Figure collection entries
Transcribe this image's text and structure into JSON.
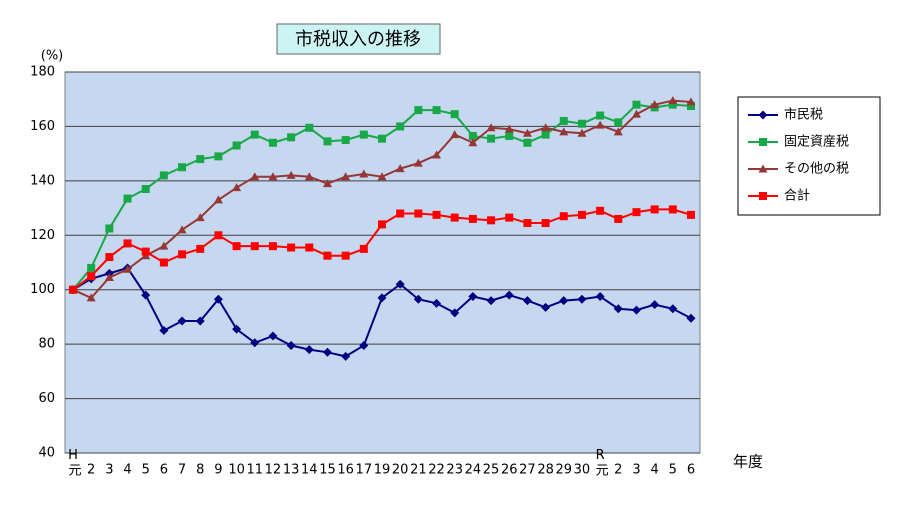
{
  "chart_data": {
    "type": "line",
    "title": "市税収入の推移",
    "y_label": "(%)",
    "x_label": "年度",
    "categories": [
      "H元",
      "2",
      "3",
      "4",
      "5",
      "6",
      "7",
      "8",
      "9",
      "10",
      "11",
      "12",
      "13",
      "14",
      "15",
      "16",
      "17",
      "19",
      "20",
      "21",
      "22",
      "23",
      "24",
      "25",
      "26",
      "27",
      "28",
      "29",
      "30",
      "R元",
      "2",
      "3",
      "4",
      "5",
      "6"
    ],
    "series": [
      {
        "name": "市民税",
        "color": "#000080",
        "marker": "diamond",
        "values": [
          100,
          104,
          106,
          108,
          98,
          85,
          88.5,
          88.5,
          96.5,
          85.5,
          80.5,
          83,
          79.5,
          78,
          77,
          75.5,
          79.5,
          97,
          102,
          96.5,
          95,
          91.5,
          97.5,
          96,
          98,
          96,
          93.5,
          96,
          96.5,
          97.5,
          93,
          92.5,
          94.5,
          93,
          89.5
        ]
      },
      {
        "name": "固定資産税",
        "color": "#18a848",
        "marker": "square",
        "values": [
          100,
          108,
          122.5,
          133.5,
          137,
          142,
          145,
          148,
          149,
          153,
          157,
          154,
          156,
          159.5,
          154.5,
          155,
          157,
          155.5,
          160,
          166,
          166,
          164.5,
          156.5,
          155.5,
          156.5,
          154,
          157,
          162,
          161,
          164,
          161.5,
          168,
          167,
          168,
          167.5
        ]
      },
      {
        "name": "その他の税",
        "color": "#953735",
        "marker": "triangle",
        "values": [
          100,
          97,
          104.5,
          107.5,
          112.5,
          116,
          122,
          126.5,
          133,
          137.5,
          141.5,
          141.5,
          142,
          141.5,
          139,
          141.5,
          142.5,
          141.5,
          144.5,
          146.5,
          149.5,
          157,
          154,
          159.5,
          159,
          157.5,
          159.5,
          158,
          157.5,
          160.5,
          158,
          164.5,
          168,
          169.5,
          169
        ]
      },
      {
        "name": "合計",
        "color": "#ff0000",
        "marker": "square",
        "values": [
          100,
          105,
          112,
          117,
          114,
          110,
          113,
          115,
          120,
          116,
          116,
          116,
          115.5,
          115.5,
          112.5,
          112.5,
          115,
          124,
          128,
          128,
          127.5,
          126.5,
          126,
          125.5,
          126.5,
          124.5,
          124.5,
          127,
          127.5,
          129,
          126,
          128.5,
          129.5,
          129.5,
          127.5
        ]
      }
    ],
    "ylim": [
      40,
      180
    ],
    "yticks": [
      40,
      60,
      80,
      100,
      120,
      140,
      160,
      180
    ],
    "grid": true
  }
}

==

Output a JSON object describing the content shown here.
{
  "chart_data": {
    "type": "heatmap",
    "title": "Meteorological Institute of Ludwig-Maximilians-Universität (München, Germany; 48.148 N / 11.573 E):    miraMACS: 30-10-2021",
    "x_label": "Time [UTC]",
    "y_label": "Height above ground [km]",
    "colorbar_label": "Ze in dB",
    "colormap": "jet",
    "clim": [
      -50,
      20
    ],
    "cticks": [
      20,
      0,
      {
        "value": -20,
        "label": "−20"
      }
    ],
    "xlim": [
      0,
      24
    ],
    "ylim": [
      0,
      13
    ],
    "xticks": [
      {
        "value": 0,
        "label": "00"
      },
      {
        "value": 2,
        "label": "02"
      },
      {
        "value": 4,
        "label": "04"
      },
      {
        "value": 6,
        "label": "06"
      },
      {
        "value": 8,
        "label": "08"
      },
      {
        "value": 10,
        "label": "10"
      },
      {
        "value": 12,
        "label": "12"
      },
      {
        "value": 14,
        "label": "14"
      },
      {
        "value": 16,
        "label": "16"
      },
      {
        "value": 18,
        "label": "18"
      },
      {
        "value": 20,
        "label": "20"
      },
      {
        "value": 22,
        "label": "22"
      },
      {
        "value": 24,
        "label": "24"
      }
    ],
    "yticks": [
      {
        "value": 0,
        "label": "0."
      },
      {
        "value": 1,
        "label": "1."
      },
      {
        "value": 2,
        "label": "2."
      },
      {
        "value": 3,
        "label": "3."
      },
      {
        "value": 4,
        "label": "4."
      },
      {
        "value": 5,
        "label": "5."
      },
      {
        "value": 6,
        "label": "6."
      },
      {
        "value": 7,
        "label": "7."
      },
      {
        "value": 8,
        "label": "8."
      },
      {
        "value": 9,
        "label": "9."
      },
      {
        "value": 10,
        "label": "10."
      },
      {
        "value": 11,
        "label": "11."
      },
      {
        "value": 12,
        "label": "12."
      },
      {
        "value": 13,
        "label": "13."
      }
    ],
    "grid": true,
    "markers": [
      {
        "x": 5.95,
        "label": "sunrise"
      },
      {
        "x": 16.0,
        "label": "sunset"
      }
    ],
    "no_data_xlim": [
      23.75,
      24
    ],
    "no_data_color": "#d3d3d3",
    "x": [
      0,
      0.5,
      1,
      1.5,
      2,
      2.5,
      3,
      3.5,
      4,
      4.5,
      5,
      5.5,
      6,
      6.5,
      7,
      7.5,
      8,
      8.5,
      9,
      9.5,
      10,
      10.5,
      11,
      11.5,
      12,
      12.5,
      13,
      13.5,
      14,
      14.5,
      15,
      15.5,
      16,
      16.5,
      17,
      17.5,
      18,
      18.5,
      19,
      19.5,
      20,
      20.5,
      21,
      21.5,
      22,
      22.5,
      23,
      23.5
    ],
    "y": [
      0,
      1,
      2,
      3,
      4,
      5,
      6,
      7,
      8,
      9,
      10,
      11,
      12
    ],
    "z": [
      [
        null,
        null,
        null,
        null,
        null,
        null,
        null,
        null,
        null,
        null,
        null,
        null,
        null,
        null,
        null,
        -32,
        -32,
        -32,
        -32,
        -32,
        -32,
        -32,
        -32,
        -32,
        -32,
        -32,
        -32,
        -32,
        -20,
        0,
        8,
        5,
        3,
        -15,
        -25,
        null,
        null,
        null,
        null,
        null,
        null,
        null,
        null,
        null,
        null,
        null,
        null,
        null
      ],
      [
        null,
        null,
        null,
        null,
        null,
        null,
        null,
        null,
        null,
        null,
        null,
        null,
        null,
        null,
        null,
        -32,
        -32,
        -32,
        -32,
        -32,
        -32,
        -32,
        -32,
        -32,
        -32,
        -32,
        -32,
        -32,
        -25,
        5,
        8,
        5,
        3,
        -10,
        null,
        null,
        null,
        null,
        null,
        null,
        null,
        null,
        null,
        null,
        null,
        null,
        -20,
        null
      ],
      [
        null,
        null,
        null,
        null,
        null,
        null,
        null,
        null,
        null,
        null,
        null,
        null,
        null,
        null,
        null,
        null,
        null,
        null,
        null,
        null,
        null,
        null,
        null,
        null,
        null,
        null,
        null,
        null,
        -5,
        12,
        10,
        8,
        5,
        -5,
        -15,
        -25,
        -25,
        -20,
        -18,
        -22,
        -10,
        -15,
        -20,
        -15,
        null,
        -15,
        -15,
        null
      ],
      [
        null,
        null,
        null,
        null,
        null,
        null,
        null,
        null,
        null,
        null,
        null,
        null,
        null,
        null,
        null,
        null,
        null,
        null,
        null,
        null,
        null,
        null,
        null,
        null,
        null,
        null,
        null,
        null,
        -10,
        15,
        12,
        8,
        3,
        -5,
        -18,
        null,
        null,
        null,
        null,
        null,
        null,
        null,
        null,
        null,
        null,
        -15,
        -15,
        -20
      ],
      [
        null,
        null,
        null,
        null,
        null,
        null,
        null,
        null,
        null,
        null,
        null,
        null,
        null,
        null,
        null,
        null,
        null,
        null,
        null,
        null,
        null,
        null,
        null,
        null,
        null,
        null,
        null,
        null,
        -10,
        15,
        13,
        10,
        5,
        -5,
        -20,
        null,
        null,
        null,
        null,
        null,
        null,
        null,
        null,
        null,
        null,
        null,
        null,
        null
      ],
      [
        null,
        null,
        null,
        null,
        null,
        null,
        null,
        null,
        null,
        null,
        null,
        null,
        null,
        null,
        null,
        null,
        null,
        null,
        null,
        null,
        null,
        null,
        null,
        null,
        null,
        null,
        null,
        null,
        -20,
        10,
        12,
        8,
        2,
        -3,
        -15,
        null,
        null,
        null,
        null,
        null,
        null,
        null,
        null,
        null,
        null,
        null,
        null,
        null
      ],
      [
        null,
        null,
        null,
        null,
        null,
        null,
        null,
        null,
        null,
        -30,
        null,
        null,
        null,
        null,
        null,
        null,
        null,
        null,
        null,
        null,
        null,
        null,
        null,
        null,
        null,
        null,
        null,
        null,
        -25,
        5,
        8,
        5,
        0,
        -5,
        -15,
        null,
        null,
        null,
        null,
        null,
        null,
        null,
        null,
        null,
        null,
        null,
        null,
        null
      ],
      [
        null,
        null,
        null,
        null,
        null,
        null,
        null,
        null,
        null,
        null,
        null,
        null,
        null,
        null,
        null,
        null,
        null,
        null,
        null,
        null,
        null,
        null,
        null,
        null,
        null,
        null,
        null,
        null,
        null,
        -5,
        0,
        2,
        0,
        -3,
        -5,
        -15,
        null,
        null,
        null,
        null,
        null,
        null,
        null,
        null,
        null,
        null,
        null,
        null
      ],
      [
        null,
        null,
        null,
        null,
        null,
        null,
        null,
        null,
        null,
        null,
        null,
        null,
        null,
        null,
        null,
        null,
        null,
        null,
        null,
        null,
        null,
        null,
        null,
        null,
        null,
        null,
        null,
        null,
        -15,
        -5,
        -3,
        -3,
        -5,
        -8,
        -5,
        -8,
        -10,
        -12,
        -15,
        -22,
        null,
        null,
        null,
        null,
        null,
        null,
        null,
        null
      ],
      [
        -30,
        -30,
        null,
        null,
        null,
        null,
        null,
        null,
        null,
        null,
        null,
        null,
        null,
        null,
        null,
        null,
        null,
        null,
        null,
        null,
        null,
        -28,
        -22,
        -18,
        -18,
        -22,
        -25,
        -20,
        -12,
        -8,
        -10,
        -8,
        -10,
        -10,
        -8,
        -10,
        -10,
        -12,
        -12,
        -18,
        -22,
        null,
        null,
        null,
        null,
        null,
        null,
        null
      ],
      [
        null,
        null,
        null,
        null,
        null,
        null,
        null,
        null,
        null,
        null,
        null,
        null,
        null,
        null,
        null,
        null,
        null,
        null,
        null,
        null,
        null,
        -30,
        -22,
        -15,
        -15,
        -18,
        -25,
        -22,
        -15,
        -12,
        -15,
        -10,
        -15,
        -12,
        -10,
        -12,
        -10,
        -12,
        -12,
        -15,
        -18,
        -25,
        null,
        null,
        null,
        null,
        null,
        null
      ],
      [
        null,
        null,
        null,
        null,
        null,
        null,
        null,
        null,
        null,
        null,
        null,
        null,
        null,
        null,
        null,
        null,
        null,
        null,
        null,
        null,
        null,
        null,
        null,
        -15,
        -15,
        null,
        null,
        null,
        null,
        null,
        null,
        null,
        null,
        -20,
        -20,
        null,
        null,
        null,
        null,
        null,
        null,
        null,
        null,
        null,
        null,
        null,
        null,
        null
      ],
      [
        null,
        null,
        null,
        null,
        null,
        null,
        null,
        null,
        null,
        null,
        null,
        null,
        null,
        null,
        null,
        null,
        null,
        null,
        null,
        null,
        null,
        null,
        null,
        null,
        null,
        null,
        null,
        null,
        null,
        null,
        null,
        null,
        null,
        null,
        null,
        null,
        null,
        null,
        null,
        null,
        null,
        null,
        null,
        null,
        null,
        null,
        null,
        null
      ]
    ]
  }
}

* * *

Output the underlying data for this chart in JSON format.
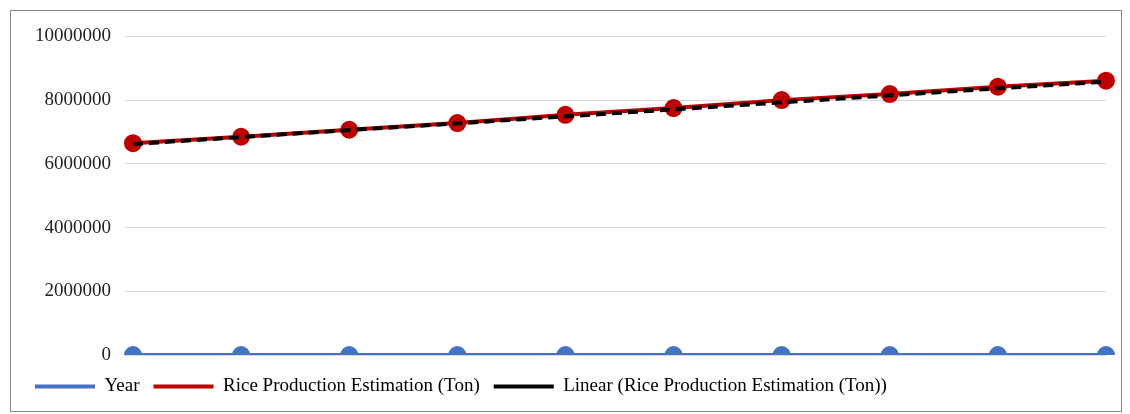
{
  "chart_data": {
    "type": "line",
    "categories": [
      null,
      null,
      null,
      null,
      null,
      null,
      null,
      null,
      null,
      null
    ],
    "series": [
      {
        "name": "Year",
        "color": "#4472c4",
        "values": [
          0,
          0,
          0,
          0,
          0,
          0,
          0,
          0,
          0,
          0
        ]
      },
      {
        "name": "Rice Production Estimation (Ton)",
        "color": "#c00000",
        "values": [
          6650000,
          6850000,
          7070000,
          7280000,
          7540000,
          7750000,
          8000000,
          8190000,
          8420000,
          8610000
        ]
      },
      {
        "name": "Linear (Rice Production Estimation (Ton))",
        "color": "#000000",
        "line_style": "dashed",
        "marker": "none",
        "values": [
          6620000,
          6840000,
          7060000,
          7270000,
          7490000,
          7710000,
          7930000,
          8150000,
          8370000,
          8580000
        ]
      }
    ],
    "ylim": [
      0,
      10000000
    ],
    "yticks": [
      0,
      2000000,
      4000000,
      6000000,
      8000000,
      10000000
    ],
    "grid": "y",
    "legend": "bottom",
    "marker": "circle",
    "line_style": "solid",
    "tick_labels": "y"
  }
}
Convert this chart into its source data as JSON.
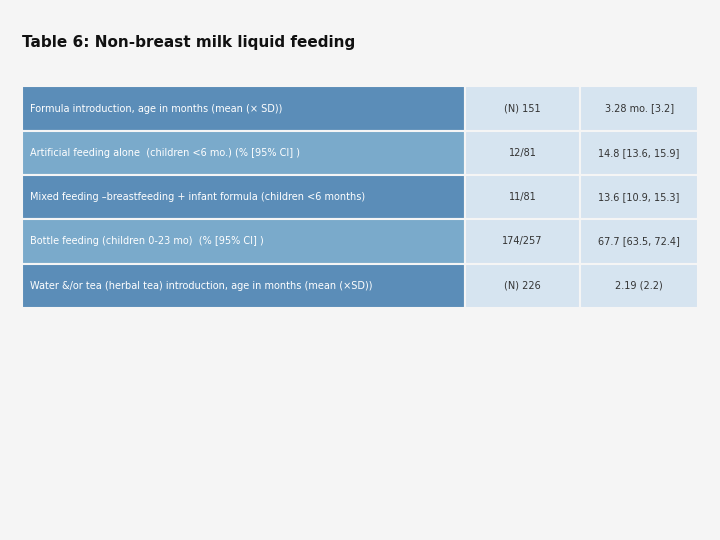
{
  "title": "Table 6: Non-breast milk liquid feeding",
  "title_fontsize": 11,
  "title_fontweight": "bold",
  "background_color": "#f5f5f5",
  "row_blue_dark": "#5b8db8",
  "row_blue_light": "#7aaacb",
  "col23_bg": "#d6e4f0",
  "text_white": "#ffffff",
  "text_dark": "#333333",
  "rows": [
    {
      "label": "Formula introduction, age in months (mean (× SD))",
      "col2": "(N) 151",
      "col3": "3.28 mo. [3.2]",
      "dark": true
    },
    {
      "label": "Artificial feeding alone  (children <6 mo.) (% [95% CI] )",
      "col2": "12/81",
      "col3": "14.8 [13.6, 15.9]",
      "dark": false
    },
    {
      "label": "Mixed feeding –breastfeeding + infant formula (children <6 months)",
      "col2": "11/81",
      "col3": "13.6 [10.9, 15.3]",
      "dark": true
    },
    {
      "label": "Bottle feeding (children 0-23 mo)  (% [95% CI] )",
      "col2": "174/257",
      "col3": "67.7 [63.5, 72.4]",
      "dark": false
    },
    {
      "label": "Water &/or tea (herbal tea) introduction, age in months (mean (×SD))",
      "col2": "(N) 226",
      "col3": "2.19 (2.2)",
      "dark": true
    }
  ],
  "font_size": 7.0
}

* _WHAT NEEDS TO BE DONE_: Pick out and copy every line that contains the word "Rice".

* _RESPONSE FOR THIS EXERCISE_:
        "name": "Rice Production Estimation (Ton)",
        "name": "Linear (Rice Production Estimation (Ton))",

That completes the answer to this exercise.